→ **EXERCISE DESCRIPTION**
Without further comment, state how many lines in the listing below contain the word "Глава".

→ **ITEMS**
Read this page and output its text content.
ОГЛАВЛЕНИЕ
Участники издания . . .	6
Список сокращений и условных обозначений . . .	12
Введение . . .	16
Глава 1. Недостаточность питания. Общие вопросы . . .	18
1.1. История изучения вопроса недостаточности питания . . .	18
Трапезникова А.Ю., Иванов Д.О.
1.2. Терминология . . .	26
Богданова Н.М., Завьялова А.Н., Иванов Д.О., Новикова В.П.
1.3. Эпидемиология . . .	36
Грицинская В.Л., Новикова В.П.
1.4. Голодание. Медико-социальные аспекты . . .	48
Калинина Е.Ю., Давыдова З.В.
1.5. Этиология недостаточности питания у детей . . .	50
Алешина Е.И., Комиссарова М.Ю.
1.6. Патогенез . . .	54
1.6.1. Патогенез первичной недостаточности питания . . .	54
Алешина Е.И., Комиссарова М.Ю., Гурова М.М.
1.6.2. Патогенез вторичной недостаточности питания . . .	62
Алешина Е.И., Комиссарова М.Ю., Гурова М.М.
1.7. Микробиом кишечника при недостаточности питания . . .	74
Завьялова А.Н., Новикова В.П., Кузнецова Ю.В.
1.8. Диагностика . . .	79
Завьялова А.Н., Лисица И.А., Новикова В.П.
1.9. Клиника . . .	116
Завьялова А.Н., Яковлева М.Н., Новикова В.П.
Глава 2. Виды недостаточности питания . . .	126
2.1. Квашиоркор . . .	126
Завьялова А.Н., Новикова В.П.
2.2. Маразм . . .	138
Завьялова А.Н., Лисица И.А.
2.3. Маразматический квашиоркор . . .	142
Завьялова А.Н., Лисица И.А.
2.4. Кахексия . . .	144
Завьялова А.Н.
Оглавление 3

→ **EXERCISE RESULT**
2